原始文档 |
*****

5.2 Sobel 梯度算子（对应式(4)(5)中的 ∇）#

1
def gradient(input):
2
    filter1 = tf.reshape(tf.constant([[-1., 0., 1.], [-2., 0., 2.], [-1., 0., 1.]]), [3, 3, 1, 1])
3
    filter2 = tf.reshape(tf.constant([[-1., -2., -1.], [0., 0., 0.], [1., 2., 1.]]), [3, 3, 1, 1])
4
    Gradient1 = tf.nn.conv2d(input, filter1, strides=[1, 1, 1, 1], padding='SAME')
5
    Gradient2 = tf.nn.conv2d(input, filter2, strides=[1, 1, 1, 1], padding='SAME')
6
    Gradient = tf.abs(Gradient1) + tf.abs(Gradient2)
7
    return Gradient

代码来源：utils.py。
filter1/2 为 Sobel 水平/垂直核，对应原文中“we employ the Sobel operator”；输出 Gradient 即式(4)(5) 中的 $\nabla I$ 。

*****

练习数据 |
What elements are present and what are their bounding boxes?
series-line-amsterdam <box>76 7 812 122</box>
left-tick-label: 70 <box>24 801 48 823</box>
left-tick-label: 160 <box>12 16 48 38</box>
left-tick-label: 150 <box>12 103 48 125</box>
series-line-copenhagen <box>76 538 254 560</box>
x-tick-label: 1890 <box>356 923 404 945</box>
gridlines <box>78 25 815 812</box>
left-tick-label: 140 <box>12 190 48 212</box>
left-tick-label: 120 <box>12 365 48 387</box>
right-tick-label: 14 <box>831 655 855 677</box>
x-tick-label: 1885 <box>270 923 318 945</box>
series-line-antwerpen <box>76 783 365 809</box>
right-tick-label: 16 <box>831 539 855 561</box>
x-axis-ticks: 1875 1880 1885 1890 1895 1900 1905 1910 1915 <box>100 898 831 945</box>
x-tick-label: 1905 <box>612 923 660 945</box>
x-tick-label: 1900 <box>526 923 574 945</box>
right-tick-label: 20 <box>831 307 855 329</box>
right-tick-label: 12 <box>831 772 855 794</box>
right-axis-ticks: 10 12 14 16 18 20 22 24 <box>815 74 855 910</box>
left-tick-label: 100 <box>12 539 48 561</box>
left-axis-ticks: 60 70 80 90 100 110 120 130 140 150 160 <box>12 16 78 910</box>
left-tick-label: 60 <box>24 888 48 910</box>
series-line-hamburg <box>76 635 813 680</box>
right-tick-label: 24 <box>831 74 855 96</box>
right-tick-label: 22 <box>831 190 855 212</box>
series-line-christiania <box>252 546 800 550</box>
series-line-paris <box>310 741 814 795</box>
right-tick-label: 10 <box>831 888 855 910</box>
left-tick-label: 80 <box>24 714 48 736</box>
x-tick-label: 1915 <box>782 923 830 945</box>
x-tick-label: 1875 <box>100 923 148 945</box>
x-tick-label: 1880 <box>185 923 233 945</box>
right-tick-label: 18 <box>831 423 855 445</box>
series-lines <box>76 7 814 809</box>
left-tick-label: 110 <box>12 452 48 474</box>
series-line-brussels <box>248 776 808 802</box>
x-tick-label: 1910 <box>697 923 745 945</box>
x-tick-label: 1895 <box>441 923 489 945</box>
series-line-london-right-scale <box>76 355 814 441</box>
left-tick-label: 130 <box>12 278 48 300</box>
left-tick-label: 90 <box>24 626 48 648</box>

*****

任务列表 |
**A)** 列出原始文档中 gradient 函数内部被赋值的全部变量名。
**B)** 请从原始文档最后一句之后接着往下写一段。
以上数据行在本练习中用不到。

作答内容 |
**A)** filter1、filter2、Gradient1、Gradient2、Gradient

**B)**
5.3 Loss 计算（对应式(2)-(6)，含 mask 分区）#

1
with tf.name_scope('g_loss'):
2
    self.ir_mask = (self.ir_mask + 1) / 2.0
3
    self.ir_p_loss_train = tf.multiply(self.ir_mask, tf.abs(self.fusion_images - self.ir_images))
4
    self.vi_p_loss_train = tf.multiply(1 - self.ir_mask, tf.abs(self.fusion_images - self.vi_images))
5
    self.ir_grad_loss_train = tf.multiply(self.ir_mask, tf.abs(gradient(self.fusion_images) - gradient(self.ir_images)))
6
    self.vi_grad_loss_train = tf.multiply(1 - self.ir_mask, tf.abs(gradient(self.fusion_images) - gradient(self.vi_images)))
7

8
    self.ir_p_loss = tf.reduce_mean(self.ir_p_loss_train)
9
    self.vi_p_loss = tf.reduce_mean(self.vi_p_loss_train)
10
    self.ir_grad_loss = tf.reduce_mean(self.ir_grad_loss_train)
11
    self.vi_grad_loss = tf.reduce_mean(self.vi_grad_loss_train)
12
    self.g_loss_2 = 1 * self.vi_p_loss + 1 * self.vi_grad_loss + 7 * self.ir_p_loss + 7 * self.ir_grad_loss

代码来源：model.py。
(mask+1)/2 恢复二值显著区域；1 - ir_mask 是背景 mask（“inverted”）；四项对应式(2)–(5) 的显著/背景像素与梯度 L1，reduce_mean 实现 $\frac{1}{HW}\|\cdot\|_1$ 。g_loss_2 中显著区域乘 $\alpha=7$ ，背景系数为 1，对应式(6)。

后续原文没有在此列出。